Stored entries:
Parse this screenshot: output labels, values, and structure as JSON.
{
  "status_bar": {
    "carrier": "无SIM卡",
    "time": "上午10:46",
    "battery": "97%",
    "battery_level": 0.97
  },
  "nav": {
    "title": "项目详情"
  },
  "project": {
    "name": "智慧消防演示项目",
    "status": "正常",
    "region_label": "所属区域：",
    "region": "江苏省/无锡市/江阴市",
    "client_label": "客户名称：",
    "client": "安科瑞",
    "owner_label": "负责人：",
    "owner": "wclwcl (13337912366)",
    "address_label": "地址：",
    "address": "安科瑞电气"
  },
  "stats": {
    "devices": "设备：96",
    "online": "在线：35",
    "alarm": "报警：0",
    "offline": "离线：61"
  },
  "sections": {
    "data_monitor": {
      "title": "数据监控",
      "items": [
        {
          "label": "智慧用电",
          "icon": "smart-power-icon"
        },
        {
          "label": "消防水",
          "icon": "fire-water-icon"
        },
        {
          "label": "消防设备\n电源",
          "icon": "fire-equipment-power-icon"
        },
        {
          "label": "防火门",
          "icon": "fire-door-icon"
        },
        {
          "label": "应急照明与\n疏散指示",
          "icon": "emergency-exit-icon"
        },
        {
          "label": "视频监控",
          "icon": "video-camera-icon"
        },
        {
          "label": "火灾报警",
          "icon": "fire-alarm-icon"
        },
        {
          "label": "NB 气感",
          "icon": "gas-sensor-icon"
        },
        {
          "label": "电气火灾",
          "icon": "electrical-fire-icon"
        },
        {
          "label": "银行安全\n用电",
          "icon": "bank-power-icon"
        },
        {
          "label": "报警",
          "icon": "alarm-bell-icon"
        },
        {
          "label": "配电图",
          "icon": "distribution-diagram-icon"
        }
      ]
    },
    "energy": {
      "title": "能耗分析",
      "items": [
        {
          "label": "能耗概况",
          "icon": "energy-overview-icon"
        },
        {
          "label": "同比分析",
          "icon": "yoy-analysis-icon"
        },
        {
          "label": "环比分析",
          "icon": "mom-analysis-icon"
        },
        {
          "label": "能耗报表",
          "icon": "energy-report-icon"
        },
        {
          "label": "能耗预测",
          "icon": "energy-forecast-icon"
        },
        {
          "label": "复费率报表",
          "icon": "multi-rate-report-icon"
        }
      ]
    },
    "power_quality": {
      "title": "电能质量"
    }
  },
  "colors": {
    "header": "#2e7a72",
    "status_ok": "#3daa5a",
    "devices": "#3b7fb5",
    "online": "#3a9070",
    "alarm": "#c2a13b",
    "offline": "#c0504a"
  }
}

● JOB: Repeat the material above exactly.

● FINAL ANSWER:
Parse this screenshot: output labels, values, and structure as JSON.
{
  "status_bar": {
    "carrier": "无SIM卡",
    "time": "上午10:46",
    "battery": "97%",
    "battery_level": 0.97
  },
  "nav": {
    "title": "项目详情"
  },
  "project": {
    "name": "智慧消防演示项目",
    "status": "正常",
    "region_label": "所属区域：",
    "region": "江苏省/无锡市/江阴市",
    "client_label": "客户名称：",
    "client": "安科瑞",
    "owner_label": "负责人：",
    "owner": "wclwcl (13337912366)",
    "address_label": "地址：",
    "address": "安科瑞电气"
  },
  "stats": {
    "devices": "设备：96",
    "online": "在线：35",
    "alarm": "报警：0",
    "offline": "离线：61"
  },
  "sections": {
    "data_monitor": {
      "title": "数据监控",
      "items": [
        {
          "label": "智慧用电",
          "icon": "smart-power-icon"
        },
        {
          "label": "消防水",
          "icon": "fire-water-icon"
        },
        {
          "label": "消防设备\n电源",
          "icon": "fire-equipment-power-icon"
        },
        {
          "label": "防火门",
          "icon": "fire-door-icon"
        },
        {
          "label": "应急照明与\n疏散指示",
          "icon": "emergency-exit-icon"
        },
        {
          "label": "视频监控",
          "icon": "video-camera-icon"
        },
        {
          "label": "火灾报警",
          "icon": "fire-alarm-icon"
        },
        {
          "label": "NB 气感",
          "icon": "gas-sensor-icon"
        },
        {
          "label": "电气火灾",
          "icon": "electrical-fire-icon"
        },
        {
          "label": "银行安全\n用电",
          "icon": "bank-power-icon"
        },
        {
          "label": "报警",
          "icon": "alarm-bell-icon"
        },
        {
          "label": "配电图",
          "icon": "distribution-diagram-icon"
        }
      ]
    },
    "energy": {
      "title": "能耗分析",
      "items": [
        {
          "label": "能耗概况",
          "icon": "energy-overview-icon"
        },
        {
          "label": "同比分析",
          "icon": "yoy-analysis-icon"
        },
        {
          "label": "环比分析",
          "icon": "mom-analysis-icon"
        },
        {
          "label": "能耗报表",
          "icon": "energy-report-icon"
        },
        {
          "label": "能耗预测",
          "icon": "energy-forecast-icon"
        },
        {
          "label": "复费率报表",
          "icon": "multi-rate-report-icon"
        }
      ]
    },
    "power_quality": {
      "title": "电能质量"
    }
  },
  "colors": {
    "header": "#2e7a72",
    "status_ok": "#3daa5a",
    "devices": "#3b7fb5",
    "online": "#3a9070",
    "alarm": "#c2a13b",
    "offline": "#c0504a"
  }
}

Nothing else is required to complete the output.